EXERCISE BRIEF: Each line containing the word "vooral" should be found and copied.

# EXCERPTED DATA start

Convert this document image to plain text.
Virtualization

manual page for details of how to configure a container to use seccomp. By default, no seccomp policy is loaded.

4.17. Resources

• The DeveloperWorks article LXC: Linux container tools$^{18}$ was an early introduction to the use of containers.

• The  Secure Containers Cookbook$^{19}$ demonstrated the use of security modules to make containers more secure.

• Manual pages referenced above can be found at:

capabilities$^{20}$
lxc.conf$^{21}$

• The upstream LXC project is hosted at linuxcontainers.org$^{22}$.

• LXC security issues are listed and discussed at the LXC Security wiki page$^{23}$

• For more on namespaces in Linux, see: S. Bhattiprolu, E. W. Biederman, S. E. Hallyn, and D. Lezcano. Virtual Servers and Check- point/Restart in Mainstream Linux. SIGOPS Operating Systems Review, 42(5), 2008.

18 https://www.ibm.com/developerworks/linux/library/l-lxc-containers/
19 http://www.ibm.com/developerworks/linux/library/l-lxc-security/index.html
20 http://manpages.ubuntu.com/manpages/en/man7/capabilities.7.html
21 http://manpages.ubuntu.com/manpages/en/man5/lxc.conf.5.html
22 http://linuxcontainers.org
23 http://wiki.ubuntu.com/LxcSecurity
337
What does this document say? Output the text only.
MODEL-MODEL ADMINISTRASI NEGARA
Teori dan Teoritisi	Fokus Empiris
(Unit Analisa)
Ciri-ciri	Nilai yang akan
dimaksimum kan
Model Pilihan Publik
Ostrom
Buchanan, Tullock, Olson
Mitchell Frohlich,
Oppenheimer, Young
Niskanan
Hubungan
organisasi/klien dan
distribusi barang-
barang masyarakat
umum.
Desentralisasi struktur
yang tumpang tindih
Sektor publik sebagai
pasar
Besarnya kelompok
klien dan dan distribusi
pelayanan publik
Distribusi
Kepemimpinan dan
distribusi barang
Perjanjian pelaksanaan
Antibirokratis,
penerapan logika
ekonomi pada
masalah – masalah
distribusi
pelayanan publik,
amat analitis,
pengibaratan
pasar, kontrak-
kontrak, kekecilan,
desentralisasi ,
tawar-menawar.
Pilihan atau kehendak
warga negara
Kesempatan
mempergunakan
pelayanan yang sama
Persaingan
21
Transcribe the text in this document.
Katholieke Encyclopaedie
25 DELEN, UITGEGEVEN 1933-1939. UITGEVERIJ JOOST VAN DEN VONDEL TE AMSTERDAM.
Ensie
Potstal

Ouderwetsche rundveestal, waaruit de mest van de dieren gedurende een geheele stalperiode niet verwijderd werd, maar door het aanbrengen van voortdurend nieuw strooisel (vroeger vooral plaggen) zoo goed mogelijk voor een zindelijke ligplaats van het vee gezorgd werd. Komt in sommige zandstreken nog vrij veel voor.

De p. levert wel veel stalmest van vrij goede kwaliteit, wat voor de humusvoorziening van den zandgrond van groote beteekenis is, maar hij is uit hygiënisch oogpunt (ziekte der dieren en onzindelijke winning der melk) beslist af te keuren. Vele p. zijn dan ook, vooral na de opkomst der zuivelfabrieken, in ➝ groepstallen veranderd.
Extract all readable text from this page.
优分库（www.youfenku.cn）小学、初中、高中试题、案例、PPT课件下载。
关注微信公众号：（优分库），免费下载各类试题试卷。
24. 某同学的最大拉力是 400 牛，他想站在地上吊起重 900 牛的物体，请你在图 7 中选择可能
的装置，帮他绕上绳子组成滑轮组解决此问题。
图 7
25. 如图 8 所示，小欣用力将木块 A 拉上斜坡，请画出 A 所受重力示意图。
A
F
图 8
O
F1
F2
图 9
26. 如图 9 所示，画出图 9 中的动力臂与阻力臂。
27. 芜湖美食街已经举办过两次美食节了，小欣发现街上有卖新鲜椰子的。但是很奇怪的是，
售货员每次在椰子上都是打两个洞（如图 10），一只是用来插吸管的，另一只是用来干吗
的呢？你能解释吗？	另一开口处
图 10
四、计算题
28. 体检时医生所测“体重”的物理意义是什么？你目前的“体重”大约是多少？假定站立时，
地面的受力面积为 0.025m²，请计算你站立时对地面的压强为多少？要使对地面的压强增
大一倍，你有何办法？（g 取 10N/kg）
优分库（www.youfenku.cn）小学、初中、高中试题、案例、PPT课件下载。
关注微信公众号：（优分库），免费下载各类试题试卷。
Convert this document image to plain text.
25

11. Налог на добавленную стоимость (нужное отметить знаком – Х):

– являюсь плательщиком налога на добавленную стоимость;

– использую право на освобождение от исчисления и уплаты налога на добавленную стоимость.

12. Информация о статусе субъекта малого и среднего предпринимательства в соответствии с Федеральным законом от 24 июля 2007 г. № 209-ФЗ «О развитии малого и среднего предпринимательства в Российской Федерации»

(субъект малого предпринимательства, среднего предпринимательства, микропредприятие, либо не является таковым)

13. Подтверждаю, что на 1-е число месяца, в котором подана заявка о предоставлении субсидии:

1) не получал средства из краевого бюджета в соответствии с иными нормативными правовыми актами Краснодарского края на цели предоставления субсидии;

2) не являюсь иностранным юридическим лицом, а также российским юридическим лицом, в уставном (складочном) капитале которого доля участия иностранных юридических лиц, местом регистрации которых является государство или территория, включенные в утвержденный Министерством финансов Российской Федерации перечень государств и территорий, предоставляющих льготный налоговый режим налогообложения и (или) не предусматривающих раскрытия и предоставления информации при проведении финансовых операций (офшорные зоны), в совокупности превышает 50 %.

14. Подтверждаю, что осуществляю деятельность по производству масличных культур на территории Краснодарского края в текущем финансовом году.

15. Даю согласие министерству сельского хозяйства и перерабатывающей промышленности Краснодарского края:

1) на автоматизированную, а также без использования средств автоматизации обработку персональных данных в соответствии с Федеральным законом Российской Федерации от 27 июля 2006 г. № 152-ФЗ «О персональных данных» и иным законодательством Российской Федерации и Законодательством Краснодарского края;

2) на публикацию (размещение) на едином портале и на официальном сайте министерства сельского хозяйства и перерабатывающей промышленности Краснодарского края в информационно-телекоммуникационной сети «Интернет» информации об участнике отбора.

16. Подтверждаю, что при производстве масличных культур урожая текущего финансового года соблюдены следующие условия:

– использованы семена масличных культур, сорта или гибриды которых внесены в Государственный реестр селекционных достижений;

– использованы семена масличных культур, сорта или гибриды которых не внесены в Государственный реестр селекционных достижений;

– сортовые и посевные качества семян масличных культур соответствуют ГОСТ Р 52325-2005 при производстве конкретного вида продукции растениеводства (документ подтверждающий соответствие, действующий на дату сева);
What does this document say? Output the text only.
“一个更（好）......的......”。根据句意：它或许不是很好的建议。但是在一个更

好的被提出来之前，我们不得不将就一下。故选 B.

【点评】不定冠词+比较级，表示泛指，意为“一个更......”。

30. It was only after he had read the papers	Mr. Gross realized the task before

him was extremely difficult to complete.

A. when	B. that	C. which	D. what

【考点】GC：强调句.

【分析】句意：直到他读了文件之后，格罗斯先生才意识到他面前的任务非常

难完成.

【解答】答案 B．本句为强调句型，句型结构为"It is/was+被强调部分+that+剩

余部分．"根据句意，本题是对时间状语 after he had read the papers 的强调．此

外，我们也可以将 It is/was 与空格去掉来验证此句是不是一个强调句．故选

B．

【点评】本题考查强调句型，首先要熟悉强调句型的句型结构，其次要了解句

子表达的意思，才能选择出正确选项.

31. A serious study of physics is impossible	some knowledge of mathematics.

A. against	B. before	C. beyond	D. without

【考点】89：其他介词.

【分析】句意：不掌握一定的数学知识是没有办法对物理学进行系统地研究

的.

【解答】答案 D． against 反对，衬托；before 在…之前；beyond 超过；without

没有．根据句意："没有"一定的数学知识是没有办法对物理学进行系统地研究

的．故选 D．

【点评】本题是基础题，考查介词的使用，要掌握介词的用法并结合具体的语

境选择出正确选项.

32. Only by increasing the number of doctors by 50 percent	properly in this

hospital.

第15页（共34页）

# EXCERPTED DATA end

RESPONSE TO THE EXERCISE:
Ouderwetsche rundveestal, waaruit de mest van de dieren gedurende een geheele stalperiode niet verwijderd werd, maar door het aanbrengen van voortdurend nieuw strooisel (vroeger vooral plaggen) zoo goed mogelijk voor een zindelijke ligplaats van het vee gezorgd werd. Komt in sommige zandstreken nog vrij veel voor.
De p. levert wel veel stalmest van vrij goede kwaliteit, wat voor de humusvoorziening van den zandgrond van groote beteekenis is, maar hij is uit hygiënisch oogpunt (ziekte der dieren en onzindelijke winning der melk) beslist af te keuren. Vele p. zijn dan ook, vooral na de opkomst der zuivelfabrieken, in ➝ groepstallen veranderd.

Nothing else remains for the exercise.